- **Task brief**
Where a line below holds the string "date", copy that line.

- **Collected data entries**
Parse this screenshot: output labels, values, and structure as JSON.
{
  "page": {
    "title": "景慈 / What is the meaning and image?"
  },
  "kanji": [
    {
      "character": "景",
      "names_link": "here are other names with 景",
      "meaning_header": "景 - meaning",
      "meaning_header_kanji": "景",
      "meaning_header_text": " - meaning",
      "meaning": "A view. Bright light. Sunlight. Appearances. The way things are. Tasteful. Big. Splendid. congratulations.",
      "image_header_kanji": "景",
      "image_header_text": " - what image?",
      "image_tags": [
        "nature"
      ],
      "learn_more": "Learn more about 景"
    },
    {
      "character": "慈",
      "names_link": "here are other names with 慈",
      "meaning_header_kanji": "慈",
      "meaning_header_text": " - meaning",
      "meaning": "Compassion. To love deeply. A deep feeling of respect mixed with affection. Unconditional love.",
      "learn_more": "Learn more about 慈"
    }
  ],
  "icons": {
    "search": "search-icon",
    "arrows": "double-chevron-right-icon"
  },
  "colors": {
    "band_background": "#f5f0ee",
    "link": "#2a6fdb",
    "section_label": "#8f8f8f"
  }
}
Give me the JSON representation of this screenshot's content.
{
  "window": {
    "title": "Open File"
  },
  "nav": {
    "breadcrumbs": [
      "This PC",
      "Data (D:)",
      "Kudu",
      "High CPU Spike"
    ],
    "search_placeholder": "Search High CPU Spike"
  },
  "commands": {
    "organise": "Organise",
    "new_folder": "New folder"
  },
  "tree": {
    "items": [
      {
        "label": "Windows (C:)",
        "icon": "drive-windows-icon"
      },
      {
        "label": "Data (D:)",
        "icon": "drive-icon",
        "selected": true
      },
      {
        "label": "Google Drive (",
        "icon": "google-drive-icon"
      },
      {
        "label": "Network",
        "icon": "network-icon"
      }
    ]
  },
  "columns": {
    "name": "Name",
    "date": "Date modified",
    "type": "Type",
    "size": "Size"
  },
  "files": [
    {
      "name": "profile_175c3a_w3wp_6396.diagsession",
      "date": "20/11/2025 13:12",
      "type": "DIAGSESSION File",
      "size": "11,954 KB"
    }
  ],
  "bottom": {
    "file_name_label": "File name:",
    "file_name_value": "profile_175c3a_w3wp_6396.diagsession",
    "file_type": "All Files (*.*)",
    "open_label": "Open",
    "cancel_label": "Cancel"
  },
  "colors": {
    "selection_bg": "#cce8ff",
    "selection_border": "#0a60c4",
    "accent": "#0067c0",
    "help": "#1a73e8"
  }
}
--
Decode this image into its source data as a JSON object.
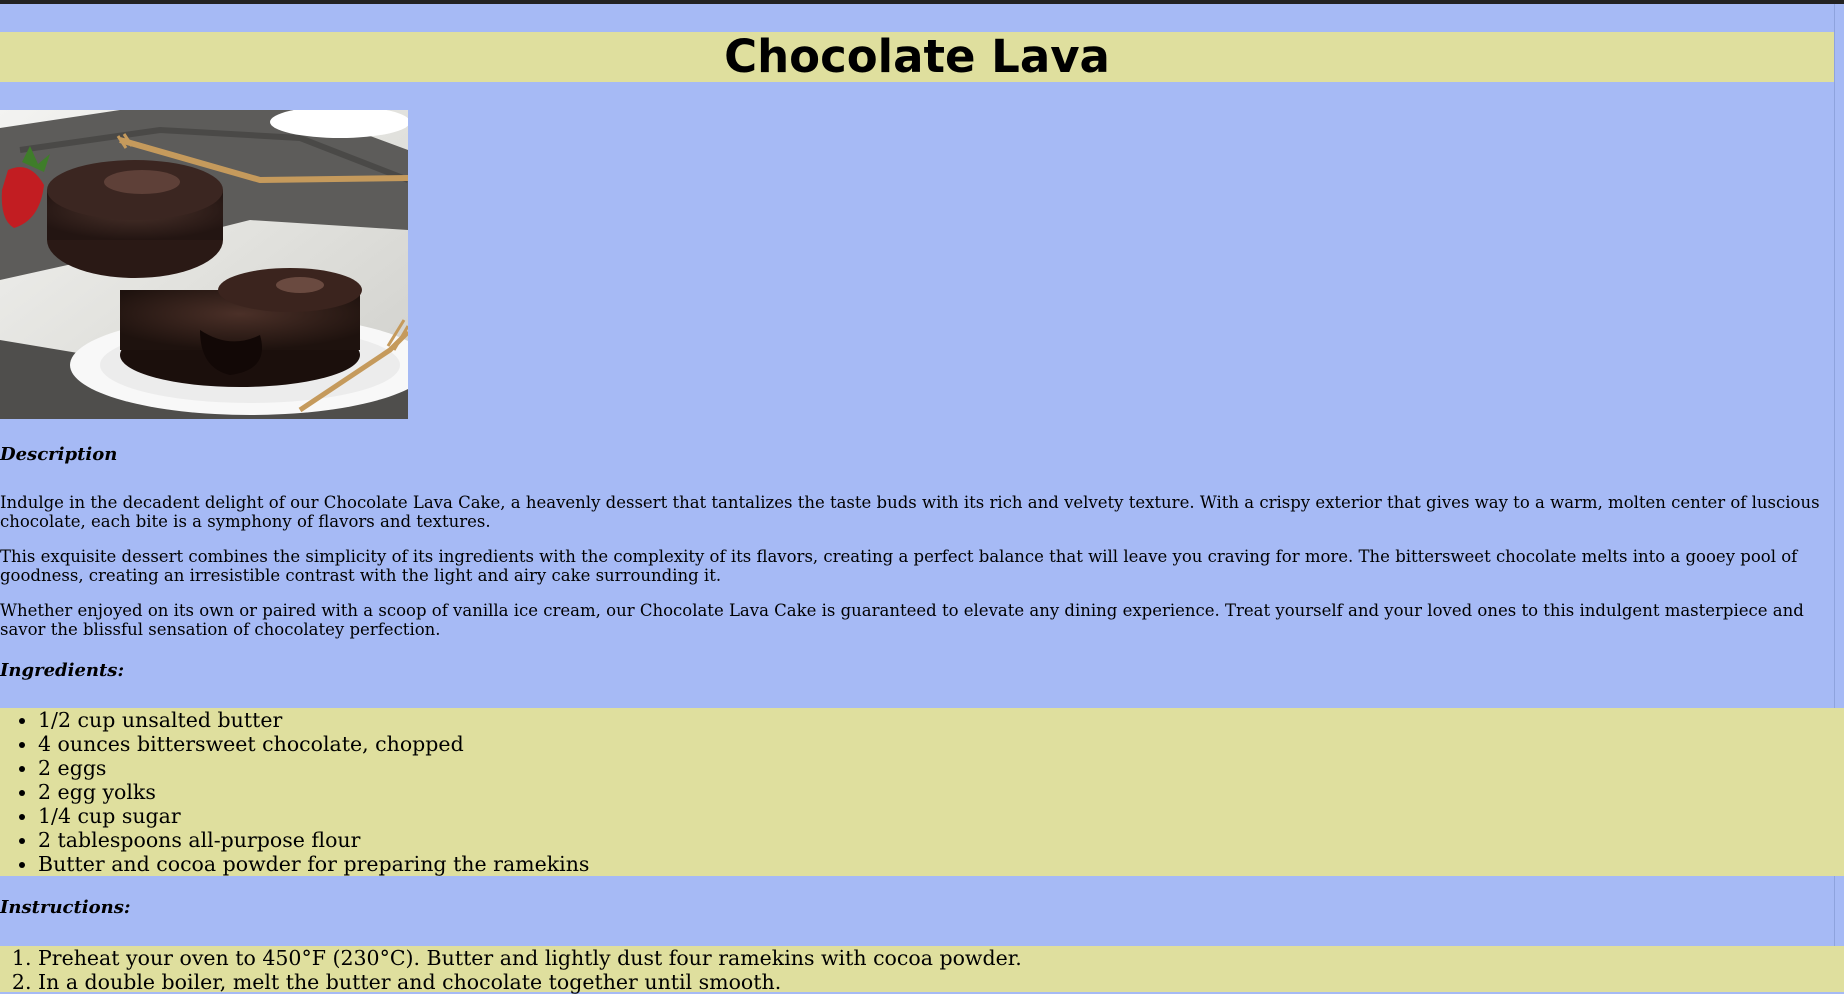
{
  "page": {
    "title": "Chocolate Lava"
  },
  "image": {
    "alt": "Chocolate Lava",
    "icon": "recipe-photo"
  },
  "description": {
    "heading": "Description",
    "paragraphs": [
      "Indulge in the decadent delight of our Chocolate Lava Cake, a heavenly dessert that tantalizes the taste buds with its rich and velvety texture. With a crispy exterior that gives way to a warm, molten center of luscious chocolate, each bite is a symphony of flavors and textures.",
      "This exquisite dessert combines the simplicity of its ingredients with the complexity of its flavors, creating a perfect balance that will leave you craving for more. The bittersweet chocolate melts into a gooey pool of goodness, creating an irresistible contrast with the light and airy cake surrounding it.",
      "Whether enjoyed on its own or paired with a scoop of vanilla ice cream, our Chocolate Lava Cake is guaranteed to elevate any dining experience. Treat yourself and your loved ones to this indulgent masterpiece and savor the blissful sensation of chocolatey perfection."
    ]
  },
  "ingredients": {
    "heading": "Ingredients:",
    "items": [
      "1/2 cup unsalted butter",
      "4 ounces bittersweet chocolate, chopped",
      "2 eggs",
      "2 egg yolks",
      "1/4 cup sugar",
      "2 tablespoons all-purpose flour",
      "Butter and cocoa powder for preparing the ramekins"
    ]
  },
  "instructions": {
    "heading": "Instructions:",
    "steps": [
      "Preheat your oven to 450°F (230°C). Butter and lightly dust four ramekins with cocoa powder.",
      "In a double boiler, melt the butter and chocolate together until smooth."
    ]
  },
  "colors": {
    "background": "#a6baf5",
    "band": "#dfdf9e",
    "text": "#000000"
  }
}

- **Written reply**
    "date": "Date modified",
      "date": "20/11/2025 13:12",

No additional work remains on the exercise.